Which lines hold the word "feature"? Show each of them.

▶ [SUPPLIED ENTRIES]

• • •

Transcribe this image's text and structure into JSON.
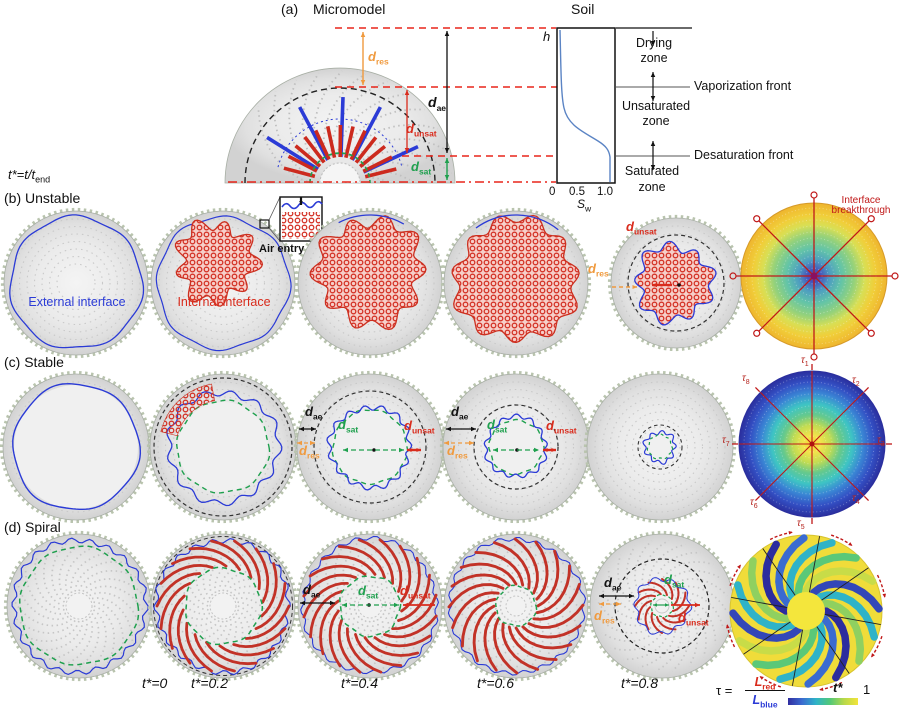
{
  "colors": {
    "red": "#d92b1c",
    "orange": "#f09a3e",
    "green": "#1fa04e",
    "blue": "#2b3bd6",
    "dark_red": "#b5231d",
    "dashed_red_line": "#e8251a",
    "heat_yellow": "#f2e43a"
  },
  "sym": {
    "d": "d",
    "tau": "τ",
    "res": "res",
    "ae": "ae",
    "unsat": "unsat",
    "sat": "sat"
  },
  "panel_a": {
    "tag": "(a)",
    "micromodel_title": "Micromodel",
    "soil_title": "Soil",
    "t_def_main": "t*=t/t",
    "t_def_sub": "end",
    "h_label": "h",
    "ticks": [
      "0",
      "0.5",
      "1.0"
    ],
    "sw_main": "S",
    "sw_sub": "w",
    "zone_drying_1": "Drying",
    "zone_drying_2": "zone",
    "zone_unsat_1": "Unsaturated",
    "zone_unsat_2": "zone",
    "zone_sat_1": "Saturated",
    "zone_sat_2": "zone",
    "front_vaporization": "Vaporization front",
    "front_desaturation": "Desaturation front"
  },
  "row_b": {
    "tag": "(b) Unstable",
    "external_interface": "External interface",
    "internal_interface": "Internal interface",
    "air_entry": "Air entry",
    "breakthrough_1": "Interface",
    "breakthrough_2": "breakthrough"
  },
  "row_c": {
    "tag": "(c) Stable",
    "tau_subs": [
      "1",
      "2",
      "3",
      "4",
      "5",
      "6",
      "7",
      "8"
    ]
  },
  "row_d": {
    "tag": "(d) Spiral"
  },
  "timeline": [
    "t*=0",
    "t*=0.2",
    "t*=0.4",
    "t*=0.6",
    "t*=0.8"
  ],
  "legend": {
    "tau_eq_lhs": "τ =",
    "num_main": "L",
    "num_sub": "red",
    "den_main": "L",
    "den_sub": "blue",
    "tstar": "t*",
    "max": "1"
  },
  "chart_data": {
    "type": "line",
    "title": "Soil",
    "xlabel": "S_w",
    "ylabel": "h",
    "xlim": [
      0,
      1.0
    ],
    "x_ticks": [
      0,
      0.5,
      1.0
    ],
    "grid": false,
    "legend": false,
    "series": [
      {
        "name": "water saturation profile",
        "x": [
          0.05,
          0.05,
          0.06,
          0.1,
          0.3,
          0.7,
          0.95,
          1.0,
          1.0
        ],
        "y_rel_height": [
          1.0,
          0.78,
          0.7,
          0.62,
          0.55,
          0.48,
          0.43,
          0.41,
          0.0
        ]
      }
    ],
    "annotations": [
      "Drying zone",
      "Vaporization front",
      "Unsaturated zone",
      "Desaturation front",
      "Saturated zone"
    ]
  }
}
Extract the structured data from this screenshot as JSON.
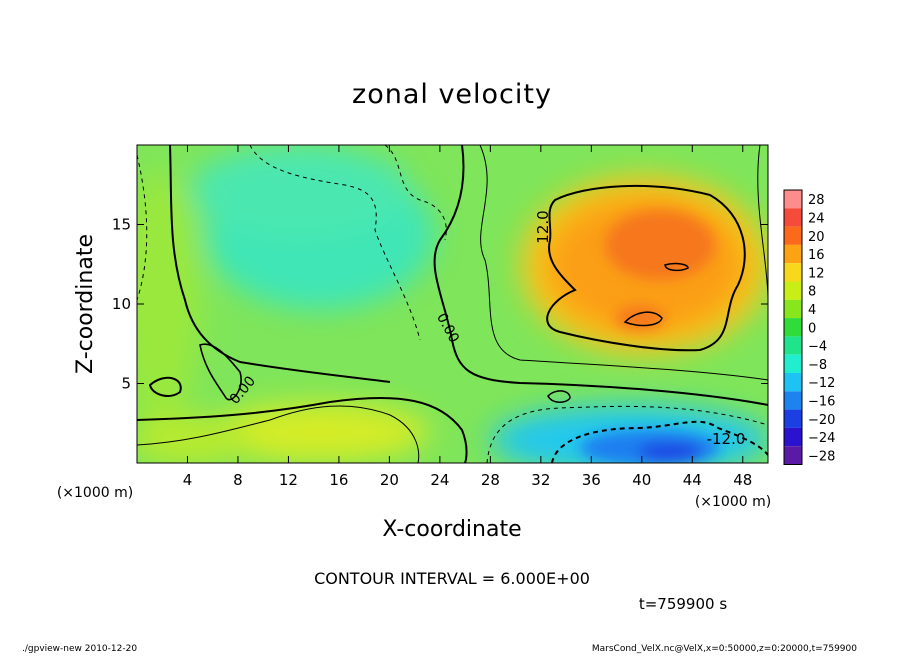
{
  "chart_data": {
    "type": "heatmap",
    "title": "zonal velocity",
    "xlabel": "X-coordinate",
    "ylabel": "Z-coordinate",
    "x_unit_left": "(×1000 m)",
    "x_unit_right": "(×1000 m)",
    "x_range": [
      0,
      50
    ],
    "y_range": [
      0,
      20
    ],
    "x_ticks": [
      4,
      8,
      12,
      16,
      20,
      24,
      28,
      32,
      36,
      40,
      44,
      48
    ],
    "y_ticks": [
      5,
      10,
      15
    ],
    "colorbar": {
      "labels": [
        28,
        24,
        20,
        16,
        12,
        8,
        4,
        0,
        -4,
        -8,
        -12,
        -16,
        -20,
        -24,
        -28
      ],
      "colors": [
        "#ff8c8c",
        "#f44b3a",
        "#fb6a1a",
        "#fca313",
        "#f7d81a",
        "#c8ee16",
        "#88e61c",
        "#2fdc3a",
        "#1fe48c",
        "#20eecf",
        "#1cc3f3",
        "#1d84ee",
        "#1c3fe3",
        "#2a12cf",
        "#5a1aa6"
      ]
    },
    "contour_labels": [
      "12.0",
      "0.00",
      "0.00",
      "0.00",
      "-12.0"
    ],
    "contour_interval_text": "CONTOUR INTERVAL = 6.000E+00",
    "time_text": "t=759900 s",
    "grid": false,
    "regions": [
      {
        "name": "positive-max",
        "x": 40,
        "y": 13,
        "value": 20
      },
      {
        "name": "negative-min",
        "x": 41,
        "y": 1,
        "value": -22
      }
    ]
  },
  "footer": {
    "left": "./gpview-new   2010-12-20",
    "right": "MarsCond_VelX.nc@VelX,x=0:50000,z=0:20000,t=759900"
  },
  "icons": {
    "color-scale": "colorbar"
  }
}
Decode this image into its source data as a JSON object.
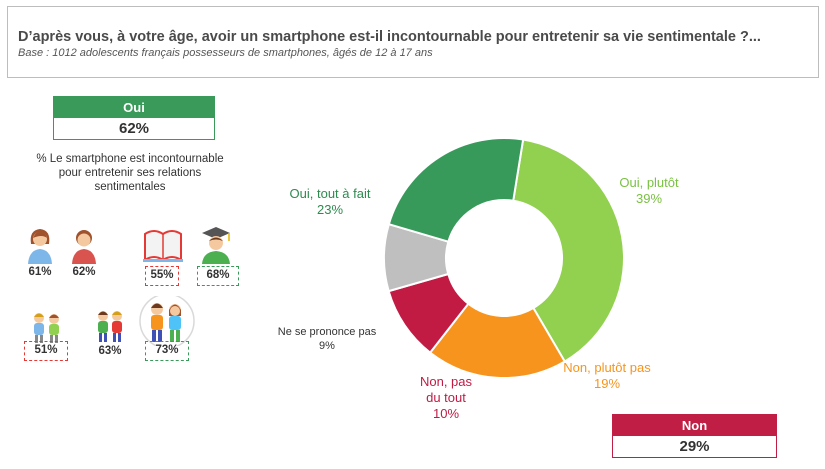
{
  "header": {
    "title": "D’après vous, à votre âge, avoir un smartphone est-il incontournable pour entretenir sa vie sentimentale ?...",
    "base": "Base : 1012 adolescents français possesseurs de smartphones, âgés de 12 à 17 ans"
  },
  "oui_box": {
    "label": "Oui",
    "value": "62%"
  },
  "non_box": {
    "label": "Non",
    "value": "29%"
  },
  "caption": "% Le smartphone est incontournable pour entretenir ses relations sentimentales",
  "segments": {
    "girl": "61%",
    "boy": "62%",
    "college": "55%",
    "lycee": "68%",
    "age_12_13": "51%",
    "age_14_15": "63%",
    "age_16_17": "73%"
  },
  "colors": {
    "oui_tout_a_fait": "#379a5b",
    "oui_plutot": "#92d050",
    "non_plutot_pas": "#f7941d",
    "non_pas_du_tout": "#c11b44",
    "nsp": "#bfbfbf"
  },
  "chart_data": {
    "type": "pie",
    "donut": true,
    "slices": [
      {
        "label": "Oui, plutôt",
        "value": 39,
        "display": "39%",
        "color": "#92d050"
      },
      {
        "label": "Non, plutôt pas",
        "value": 19,
        "display": "19%",
        "color": "#f7941d"
      },
      {
        "label": "Non, pas du tout",
        "value": 10,
        "display": "10%",
        "color": "#c11b44"
      },
      {
        "label": "Ne se prononce pas",
        "value": 9,
        "display": "9%",
        "color": "#bfbfbf"
      },
      {
        "label": "Oui, tout à fait",
        "value": 23,
        "display": "23%",
        "color": "#379a5b"
      }
    ]
  }
}
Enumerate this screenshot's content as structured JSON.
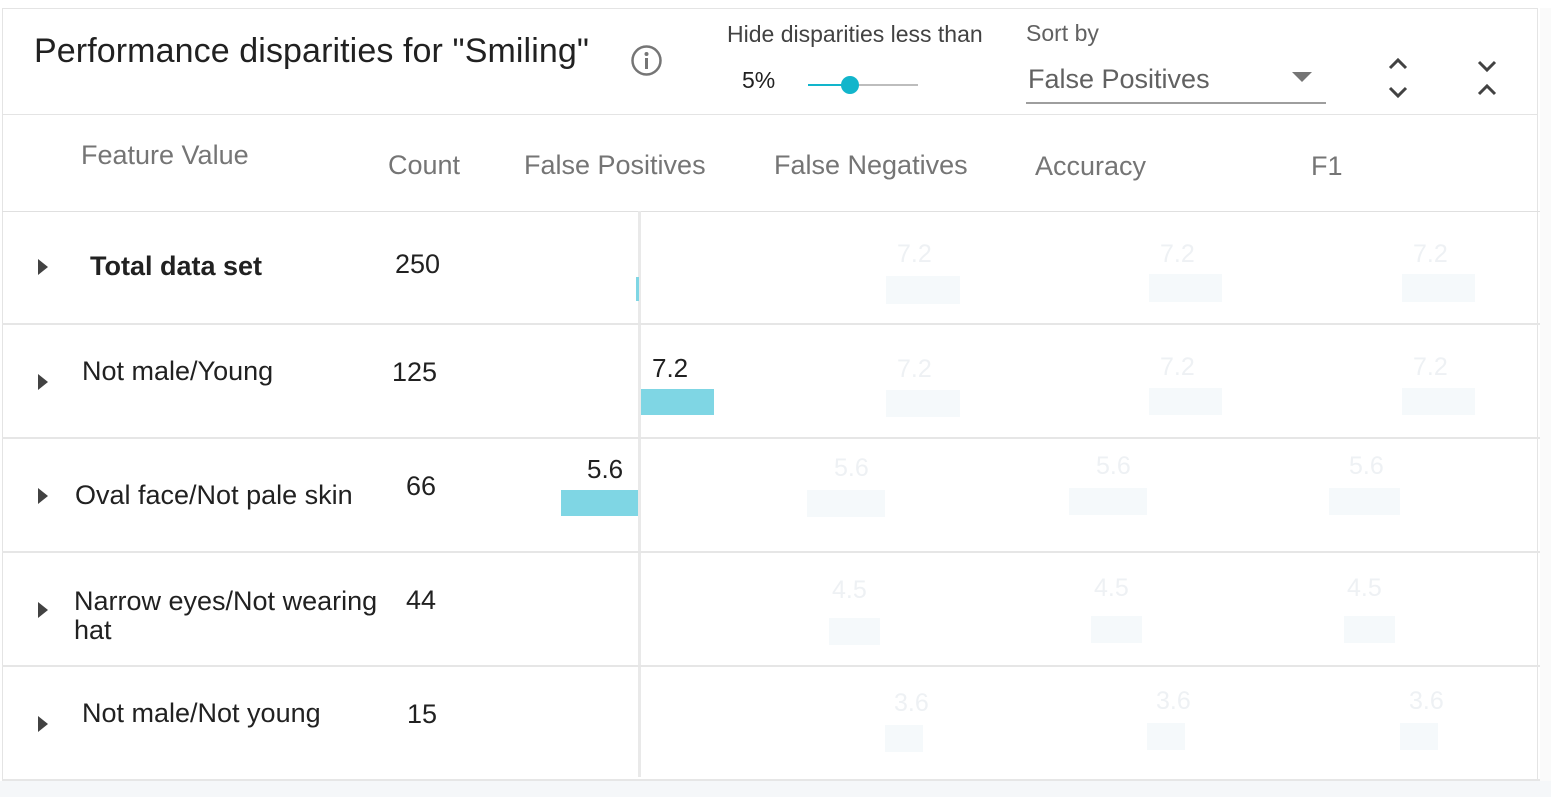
{
  "header": {
    "title": "Performance disparities for \"Smiling\"",
    "info_icon": "info-icon",
    "hide_label": "Hide disparities less than",
    "threshold_value": "5%",
    "threshold_fraction": 0.38,
    "sort_label": "Sort by",
    "sort_value": "False Positives",
    "expand_icon": "unfold-more-icon",
    "collapse_icon": "unfold-less-icon"
  },
  "columns": {
    "feature": "Feature Value",
    "count": "Count",
    "fp": "False Positives",
    "fn": "False Negatives",
    "accuracy": "Accuracy",
    "f1": "F1"
  },
  "colors": {
    "accent": "#12b5cb",
    "bar": "#7fd6e4"
  },
  "rows": [
    {
      "feature": "Total data set",
      "count": "250",
      "fp_label": "",
      "faded": [
        "7.2",
        "7.2",
        "7.2"
      ]
    },
    {
      "feature": "Not male/Young",
      "count": "125",
      "fp_label": "7.2",
      "faded": [
        "7.2",
        "7.2",
        "7.2"
      ]
    },
    {
      "feature": "Oval face/Not pale skin",
      "count": "66",
      "fp_label": "5.6",
      "faded": [
        "5.6",
        "5.6",
        "5.6"
      ]
    },
    {
      "feature": "Narrow eyes/Not wearing hat",
      "count": "44",
      "fp_label": "",
      "faded": [
        "4.5",
        "4.5",
        "4.5"
      ]
    },
    {
      "feature": "Not male/Not young",
      "count": "15",
      "fp_label": "",
      "faded": [
        "3.6",
        "3.6",
        "3.6"
      ]
    }
  ]
}
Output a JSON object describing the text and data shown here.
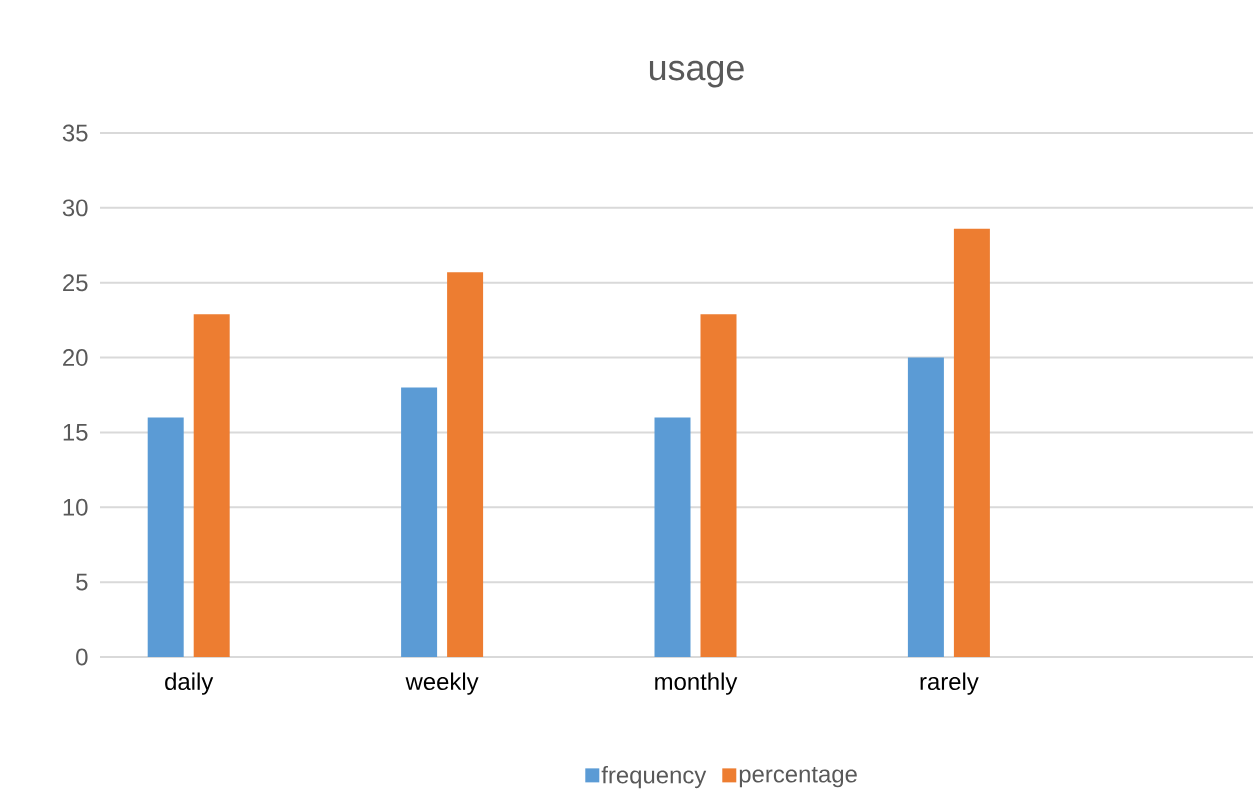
{
  "chart_data": {
    "type": "bar",
    "title": "usage",
    "categories": [
      "daily",
      "weekly",
      "monthly",
      "rarely"
    ],
    "series": [
      {
        "name": "frequency",
        "color": "#5b9bd5",
        "values": [
          16,
          18,
          16,
          20
        ]
      },
      {
        "name": "percentage",
        "color": "#ed7d31",
        "values": [
          22.9,
          25.7,
          22.9,
          28.6
        ]
      }
    ],
    "ylim": [
      0,
      35
    ],
    "yticks": [
      0,
      5,
      10,
      15,
      20,
      25,
      30,
      35
    ],
    "grid": "y",
    "legend": "bottom"
  }
}
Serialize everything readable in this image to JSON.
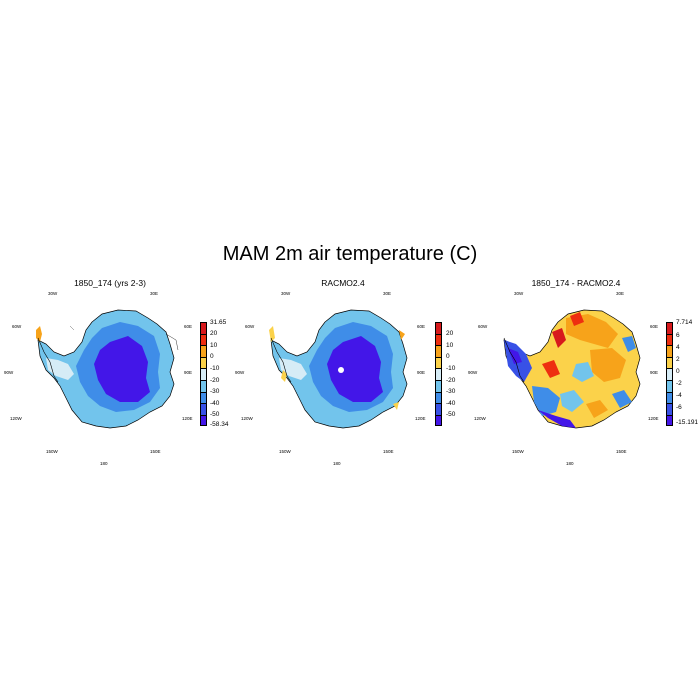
{
  "title": "MAM 2m air temperature (C)",
  "panels": [
    {
      "title": "1850_174 (yrs 2-3)",
      "lon_labels": [
        "30W",
        "30E",
        "60W",
        "60E",
        "90W",
        "90E",
        "120W",
        "120E",
        "150W",
        "150E",
        "180"
      ],
      "colorbar": {
        "labels": [
          "31.65",
          "20",
          "10",
          "0",
          "-10",
          "-20",
          "-30",
          "-40",
          "-50",
          "-58.34"
        ],
        "colors": [
          "#d7191c",
          "#ee2e10",
          "#f7a31a",
          "#fbd24a",
          "#d6ecf6",
          "#72c4ec",
          "#3f8de8",
          "#3851e6",
          "#4316e8"
        ]
      }
    },
    {
      "title": "RACMO2.4",
      "lon_labels": [
        "30W",
        "30E",
        "60W",
        "60E",
        "90W",
        "90E",
        "120W",
        "120E",
        "150W",
        "150E",
        "180"
      ],
      "colorbar": {
        "labels": [
          "20",
          "10",
          "0",
          "-10",
          "-20",
          "-30",
          "-40",
          "-50"
        ],
        "colors": [
          "#d7191c",
          "#ee2e10",
          "#f7a31a",
          "#fbd24a",
          "#d6ecf6",
          "#72c4ec",
          "#3f8de8",
          "#3851e6",
          "#4316e8"
        ]
      }
    },
    {
      "title": "1850_174 - RACMO2.4",
      "lon_labels": [
        "30W",
        "30E",
        "60W",
        "60E",
        "90W",
        "90E",
        "120W",
        "120E",
        "150W",
        "150E",
        "180"
      ],
      "colorbar": {
        "labels": [
          "7.714",
          "6",
          "4",
          "2",
          "0",
          "-2",
          "-4",
          "-6",
          "-15.191"
        ],
        "colors": [
          "#d7191c",
          "#ee2e10",
          "#f7a31a",
          "#fbd24a",
          "#d6ecf6",
          "#72c4ec",
          "#3f8de8",
          "#3851e6",
          "#4316e8"
        ]
      }
    }
  ]
}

• • •

▶ [TASK SOLUTION]
    "feature": "Feature Value",
      "feature": "Total data set",
      "feature": "Not male/Young",
      "feature": "Oval face/Not pale skin",
      "feature": "Narrow eyes/Not wearing hat",
      "feature": "Not male/Not young",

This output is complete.